━━━ ITEMS ━━━

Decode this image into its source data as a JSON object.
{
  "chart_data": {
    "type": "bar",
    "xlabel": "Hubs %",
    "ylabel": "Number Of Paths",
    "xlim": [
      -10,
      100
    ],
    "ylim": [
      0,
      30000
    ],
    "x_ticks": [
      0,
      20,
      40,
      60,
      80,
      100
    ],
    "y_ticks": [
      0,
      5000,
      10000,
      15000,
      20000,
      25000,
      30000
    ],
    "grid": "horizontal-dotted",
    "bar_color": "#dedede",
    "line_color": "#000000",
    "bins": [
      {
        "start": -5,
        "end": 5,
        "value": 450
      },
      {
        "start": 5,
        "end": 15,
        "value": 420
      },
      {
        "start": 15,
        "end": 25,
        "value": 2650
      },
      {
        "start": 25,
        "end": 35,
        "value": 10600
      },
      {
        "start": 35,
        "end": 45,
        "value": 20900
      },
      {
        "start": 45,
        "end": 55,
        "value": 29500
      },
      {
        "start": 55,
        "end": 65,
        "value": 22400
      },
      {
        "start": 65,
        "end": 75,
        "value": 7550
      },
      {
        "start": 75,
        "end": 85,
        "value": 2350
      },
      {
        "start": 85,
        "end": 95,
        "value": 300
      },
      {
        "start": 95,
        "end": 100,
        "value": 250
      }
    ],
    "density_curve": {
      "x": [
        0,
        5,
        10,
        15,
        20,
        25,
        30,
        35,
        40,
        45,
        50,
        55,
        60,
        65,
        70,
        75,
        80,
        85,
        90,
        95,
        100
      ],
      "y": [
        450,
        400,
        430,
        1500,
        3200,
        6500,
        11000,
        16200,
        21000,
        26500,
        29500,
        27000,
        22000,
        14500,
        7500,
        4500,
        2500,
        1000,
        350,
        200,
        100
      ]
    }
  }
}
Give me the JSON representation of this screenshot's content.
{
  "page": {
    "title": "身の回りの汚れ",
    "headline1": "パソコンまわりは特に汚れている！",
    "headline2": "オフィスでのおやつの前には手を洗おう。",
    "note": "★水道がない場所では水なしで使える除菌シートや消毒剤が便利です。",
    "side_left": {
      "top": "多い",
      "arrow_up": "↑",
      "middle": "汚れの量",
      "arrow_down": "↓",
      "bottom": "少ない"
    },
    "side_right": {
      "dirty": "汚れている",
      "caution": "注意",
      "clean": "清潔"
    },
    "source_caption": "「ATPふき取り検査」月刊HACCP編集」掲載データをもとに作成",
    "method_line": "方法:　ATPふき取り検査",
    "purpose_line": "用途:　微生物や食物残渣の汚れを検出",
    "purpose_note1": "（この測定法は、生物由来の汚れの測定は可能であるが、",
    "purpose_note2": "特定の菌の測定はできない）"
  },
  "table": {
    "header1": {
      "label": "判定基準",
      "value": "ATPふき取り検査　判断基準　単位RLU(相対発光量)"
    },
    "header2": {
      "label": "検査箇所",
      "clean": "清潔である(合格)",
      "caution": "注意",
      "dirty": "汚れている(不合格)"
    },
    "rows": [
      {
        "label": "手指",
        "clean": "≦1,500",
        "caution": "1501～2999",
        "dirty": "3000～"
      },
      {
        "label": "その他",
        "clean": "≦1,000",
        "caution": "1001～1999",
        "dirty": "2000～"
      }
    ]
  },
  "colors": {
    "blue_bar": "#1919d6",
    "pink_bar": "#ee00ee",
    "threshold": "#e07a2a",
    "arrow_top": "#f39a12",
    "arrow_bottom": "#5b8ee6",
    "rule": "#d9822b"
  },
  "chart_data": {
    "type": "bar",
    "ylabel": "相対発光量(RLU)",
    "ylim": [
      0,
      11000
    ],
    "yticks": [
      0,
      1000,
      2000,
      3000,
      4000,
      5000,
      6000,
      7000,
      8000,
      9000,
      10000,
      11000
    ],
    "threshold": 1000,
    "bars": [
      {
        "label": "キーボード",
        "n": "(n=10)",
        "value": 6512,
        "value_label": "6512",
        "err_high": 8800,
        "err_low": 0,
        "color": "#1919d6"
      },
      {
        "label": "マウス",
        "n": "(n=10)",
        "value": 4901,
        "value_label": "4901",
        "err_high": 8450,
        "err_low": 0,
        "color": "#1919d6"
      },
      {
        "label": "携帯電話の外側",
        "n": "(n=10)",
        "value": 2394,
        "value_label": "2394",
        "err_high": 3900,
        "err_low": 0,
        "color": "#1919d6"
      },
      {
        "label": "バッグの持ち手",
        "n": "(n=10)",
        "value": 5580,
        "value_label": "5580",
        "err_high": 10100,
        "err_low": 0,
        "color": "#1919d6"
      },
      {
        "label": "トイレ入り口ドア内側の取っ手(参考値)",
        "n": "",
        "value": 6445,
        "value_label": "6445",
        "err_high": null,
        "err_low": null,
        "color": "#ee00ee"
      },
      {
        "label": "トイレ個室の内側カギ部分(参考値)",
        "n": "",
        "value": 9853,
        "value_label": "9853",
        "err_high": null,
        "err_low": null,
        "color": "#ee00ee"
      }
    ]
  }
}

━━━

Would you write down every record again, exactly?

Decode this image into its source data as a JSON object.
{
  "chart_data": {
    "type": "bar",
    "xlabel": "Hubs %",
    "ylabel": "Number Of Paths",
    "xlim": [
      -10,
      100
    ],
    "ylim": [
      0,
      30000
    ],
    "x_ticks": [
      0,
      20,
      40,
      60,
      80,
      100
    ],
    "y_ticks": [
      0,
      5000,
      10000,
      15000,
      20000,
      25000,
      30000
    ],
    "grid": "horizontal-dotted",
    "bar_color": "#dedede",
    "line_color": "#000000",
    "bins": [
      {
        "start": -5,
        "end": 5,
        "value": 450
      },
      {
        "start": 5,
        "end": 15,
        "value": 420
      },
      {
        "start": 15,
        "end": 25,
        "value": 2650
      },
      {
        "start": 25,
        "end": 35,
        "value": 10600
      },
      {
        "start": 35,
        "end": 45,
        "value": 20900
      },
      {
        "start": 45,
        "end": 55,
        "value": 29500
      },
      {
        "start": 55,
        "end": 65,
        "value": 22400
      },
      {
        "start": 65,
        "end": 75,
        "value": 7550
      },
      {
        "start": 75,
        "end": 85,
        "value": 2350
      },
      {
        "start": 85,
        "end": 95,
        "value": 300
      },
      {
        "start": 95,
        "end": 100,
        "value": 250
      }
    ],
    "density_curve": {
      "x": [
        0,
        5,
        10,
        15,
        20,
        25,
        30,
        35,
        40,
        45,
        50,
        55,
        60,
        65,
        70,
        75,
        80,
        85,
        90,
        95,
        100
      ],
      "y": [
        450,
        400,
        430,
        1500,
        3200,
        6500,
        11000,
        16200,
        21000,
        26500,
        29500,
        27000,
        22000,
        14500,
        7500,
        4500,
        2500,
        1000,
        350,
        200,
        100
      ]
    }
  }
}
Give me the JSON representation of this screenshot's content.
{
  "page": {
    "title": "身の回りの汚れ",
    "headline1": "パソコンまわりは特に汚れている！",
    "headline2": "オフィスでのおやつの前には手を洗おう。",
    "note": "★水道がない場所では水なしで使える除菌シートや消毒剤が便利です。",
    "side_left": {
      "top": "多い",
      "arrow_up": "↑",
      "middle": "汚れの量",
      "arrow_down": "↓",
      "bottom": "少ない"
    },
    "side_right": {
      "dirty": "汚れている",
      "caution": "注意",
      "clean": "清潔"
    },
    "source_caption": "「ATPふき取り検査」月刊HACCP編集」掲載データをもとに作成",
    "method_line": "方法:　ATPふき取り検査",
    "purpose_line": "用途:　微生物や食物残渣の汚れを検出",
    "purpose_note1": "（この測定法は、生物由来の汚れの測定は可能であるが、",
    "purpose_note2": "特定の菌の測定はできない）"
  },
  "table": {
    "header1": {
      "label": "判定基準",
      "value": "ATPふき取り検査　判断基準　単位RLU(相対発光量)"
    },
    "header2": {
      "label": "検査箇所",
      "clean": "清潔である(合格)",
      "caution": "注意",
      "dirty": "汚れている(不合格)"
    },
    "rows": [
      {
        "label": "手指",
        "clean": "≦1,500",
        "caution": "1501～2999",
        "dirty": "3000～"
      },
      {
        "label": "その他",
        "clean": "≦1,000",
        "caution": "1001～1999",
        "dirty": "2000～"
      }
    ]
  },
  "colors": {
    "blue_bar": "#1919d6",
    "pink_bar": "#ee00ee",
    "threshold": "#e07a2a",
    "arrow_top": "#f39a12",
    "arrow_bottom": "#5b8ee6",
    "rule": "#d9822b"
  },
  "chart_data": {
    "type": "bar",
    "ylabel": "相対発光量(RLU)",
    "ylim": [
      0,
      11000
    ],
    "yticks": [
      0,
      1000,
      2000,
      3000,
      4000,
      5000,
      6000,
      7000,
      8000,
      9000,
      10000,
      11000
    ],
    "threshold": 1000,
    "bars": [
      {
        "label": "キーボード",
        "n": "(n=10)",
        "value": 6512,
        "value_label": "6512",
        "err_high": 8800,
        "err_low": 0,
        "color": "#1919d6"
      },
      {
        "label": "マウス",
        "n": "(n=10)",
        "value": 4901,
        "value_label": "4901",
        "err_high": 8450,
        "err_low": 0,
        "color": "#1919d6"
      },
      {
        "label": "携帯電話の外側",
        "n": "(n=10)",
        "value": 2394,
        "value_label": "2394",
        "err_high": 3900,
        "err_low": 0,
        "color": "#1919d6"
      },
      {
        "label": "バッグの持ち手",
        "n": "(n=10)",
        "value": 5580,
        "value_label": "5580",
        "err_high": 10100,
        "err_low": 0,
        "color": "#1919d6"
      },
      {
        "label": "トイレ入り口ドア内側の取っ手(参考値)",
        "n": "",
        "value": 6445,
        "value_label": "6445",
        "err_high": null,
        "err_low": null,
        "color": "#ee00ee"
      },
      {
        "label": "トイレ個室の内側カギ部分(参考値)",
        "n": "",
        "value": 9853,
        "value_label": "9853",
        "err_high": null,
        "err_low": null,
        "color": "#ee00ee"
      }
    ]
  }
}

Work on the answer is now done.